— BEGIN —
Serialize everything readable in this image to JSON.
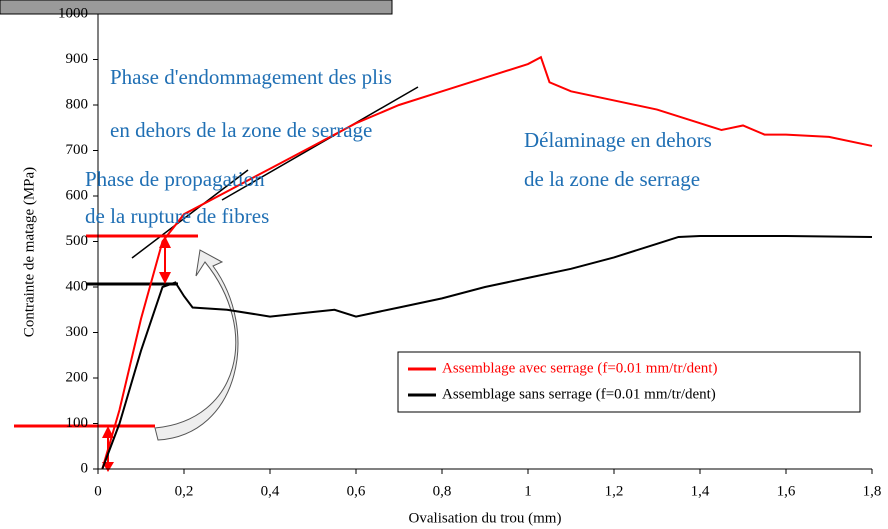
{
  "chart_data": {
    "type": "line",
    "xlabel": "Ovalisation du trou (mm)",
    "ylabel": "Contrainte de matage (MPa)",
    "xlim": [
      0,
      1.8
    ],
    "ylim": [
      0,
      1000
    ],
    "xticks": [
      0,
      {
        "value": 0.2,
        "label": "0,2"
      },
      {
        "value": 0.4,
        "label": "0,4"
      },
      {
        "value": 0.6,
        "label": "0,6"
      },
      {
        "value": 0.8,
        "label": "0,8"
      },
      1,
      {
        "value": 1.2,
        "label": "1,2"
      },
      {
        "value": 1.4,
        "label": "1,4"
      },
      {
        "value": 1.6,
        "label": "1,6"
      },
      {
        "value": 1.8,
        "label": "1,8"
      }
    ],
    "yticks": [
      0,
      100,
      200,
      300,
      400,
      500,
      600,
      700,
      800,
      900,
      1000
    ],
    "legend": "lower right",
    "series": [
      {
        "name": "Assemblage avec serrage (f=0.01 mm/tr/dent)",
        "color": "#ff0000",
        "x": [
          0.01,
          0.05,
          0.1,
          0.15,
          0.2,
          0.3,
          0.4,
          0.5,
          0.6,
          0.7,
          0.8,
          0.9,
          1.0,
          1.03,
          1.05,
          1.1,
          1.2,
          1.3,
          1.4,
          1.45,
          1.5,
          1.55,
          1.6,
          1.7,
          1.8
        ],
        "values": [
          0,
          130,
          330,
          500,
          560,
          610,
          660,
          710,
          760,
          800,
          830,
          860,
          890,
          905,
          850,
          830,
          810,
          790,
          760,
          745,
          755,
          735,
          735,
          730,
          710
        ]
      },
      {
        "name": "Assemblage sans serrage (f=0.01 mm/tr/dent)",
        "color": "#000000",
        "x": [
          0.01,
          0.05,
          0.1,
          0.15,
          0.18,
          0.2,
          0.22,
          0.3,
          0.4,
          0.5,
          0.55,
          0.6,
          0.7,
          0.8,
          0.9,
          1.0,
          1.1,
          1.2,
          1.3,
          1.35,
          1.4,
          1.6,
          1.8
        ],
        "values": [
          0,
          100,
          260,
          400,
          410,
          380,
          355,
          350,
          335,
          345,
          350,
          335,
          355,
          375,
          400,
          420,
          440,
          465,
          495,
          510,
          512,
          512,
          510
        ]
      }
    ],
    "annotations": [
      {
        "text": "Phase d'endommagement des plis"
      },
      {
        "text": "en dehors de la zone de serrage"
      },
      {
        "text": "Délaminage  en  dehors"
      },
      {
        "text": "de la zone de serrage"
      },
      {
        "text": "Phase de propagation"
      },
      {
        "text": "de la rupture de fibres"
      }
    ]
  }
}
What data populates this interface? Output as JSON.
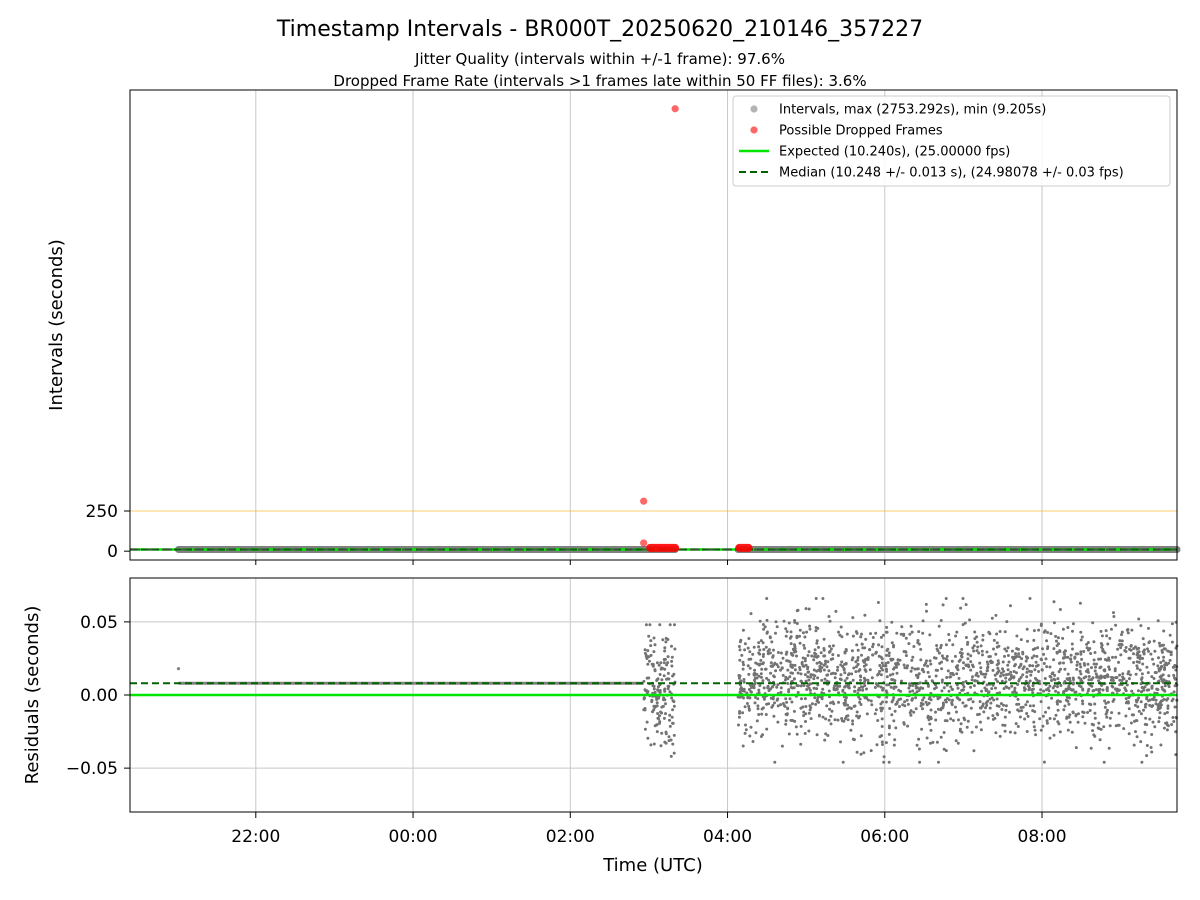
{
  "chart_data": [
    {
      "type": "scatter",
      "title": "Timestamp Intervals - BR000T_20250620_210146_357227",
      "subtitle_1": "Jitter Quality (intervals within +/-1 frame): 97.6%",
      "subtitle_2": "Dropped Frame Rate (intervals >1 frames late within 50 FF files): 3.6%",
      "xlabel": "",
      "ylabel": "Intervals (seconds)",
      "x_ticks": [
        "22:00",
        "00:00",
        "02:00",
        "04:00",
        "06:00",
        "08:00"
      ],
      "y_ticks": [
        "0",
        "250"
      ],
      "x_range": [
        "2025-06-20 20:24",
        "2025-06-21 09:43"
      ],
      "ylim": [
        -55,
        2870
      ],
      "grid": "x",
      "legend_position": "upper right",
      "legend": [
        "Intervals, max (2753.292s), min (9.205s)",
        "Possible Dropped Frames",
        "Expected (10.240s), (25.00000 fps)",
        "Median (10.248 +/- 0.013 s), (24.98078 +/- 0.03 fps)"
      ],
      "reference_lines": {
        "threshold": 250,
        "expected": 10.24,
        "median": 10.248
      },
      "colors": {
        "intervals": "#808080",
        "dropped": "#ff0000",
        "expected": "#00e600",
        "median": "#006400",
        "threshold": "#ffa500"
      },
      "series": [
        {
          "name": "Intervals, max (2753.292s), min (9.205s)",
          "segments": [
            {
              "x_start": "2025-06-20 21:01",
              "x_end": "2025-06-21 02:56",
              "y": 10.25
            },
            {
              "x_start": "2025-06-21 02:56",
              "x_end": "2025-06-21 03:20",
              "y": 10.25
            },
            {
              "x_start": "2025-06-21 04:08",
              "x_end": "2025-06-21 09:43",
              "y": 10.25
            }
          ]
        },
        {
          "name": "Possible Dropped Frames",
          "points": [
            {
              "x": "2025-06-21 03:20",
              "y": 2753.292
            },
            {
              "x": "2025-06-21 02:56",
              "y": 311
            },
            {
              "x": "2025-06-21 02:56",
              "y": 51
            }
          ],
          "clusters": [
            {
              "x_start": "2025-06-21 03:01",
              "x_end": "2025-06-21 03:20",
              "y": 20.5
            },
            {
              "x_start": "2025-06-21 04:09",
              "x_end": "2025-06-21 04:16",
              "y": 20.5
            }
          ]
        }
      ]
    },
    {
      "type": "scatter",
      "xlabel": "Time (UTC)",
      "ylabel": "Residuals (seconds)",
      "x_ticks": [
        "22:00",
        "00:00",
        "02:00",
        "04:00",
        "06:00",
        "08:00"
      ],
      "y_ticks": [
        "0.05",
        "0.00",
        "−0.05"
      ],
      "ylim": [
        -0.08,
        0.08
      ],
      "grid": "both",
      "reference_lines": {
        "expected": 0.0,
        "median": 0.008
      },
      "series": [
        {
          "name": "Residuals",
          "segments": [
            {
              "x_start": "2025-06-20 21:01",
              "x_end": "2025-06-21 02:56",
              "y_center": 0.008,
              "spread": 0.001,
              "outlier": {
                "x": "2025-06-20 21:01",
                "y": 0.018
              }
            },
            {
              "x_start": "2025-06-21 02:56",
              "x_end": "2025-06-21 03:20",
              "y_center": 0.005,
              "spread": 0.025,
              "y_min": -0.042,
              "y_max": 0.048
            },
            {
              "x_start": "2025-06-21 04:08",
              "x_end": "2025-06-21 09:43",
              "y_center": 0.01,
              "spread": 0.022,
              "y_min": -0.046,
              "y_max": 0.066
            }
          ]
        }
      ]
    }
  ]
}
— END —
- [Directive]:
Show the lines that mention the word "dent".

- [Result of this exercise]:
        "name": "Assemblage avec serrage (f=0.01 mm/tr/dent)",
        "name": "Assemblage sans serrage (f=0.01 mm/tr/dent)",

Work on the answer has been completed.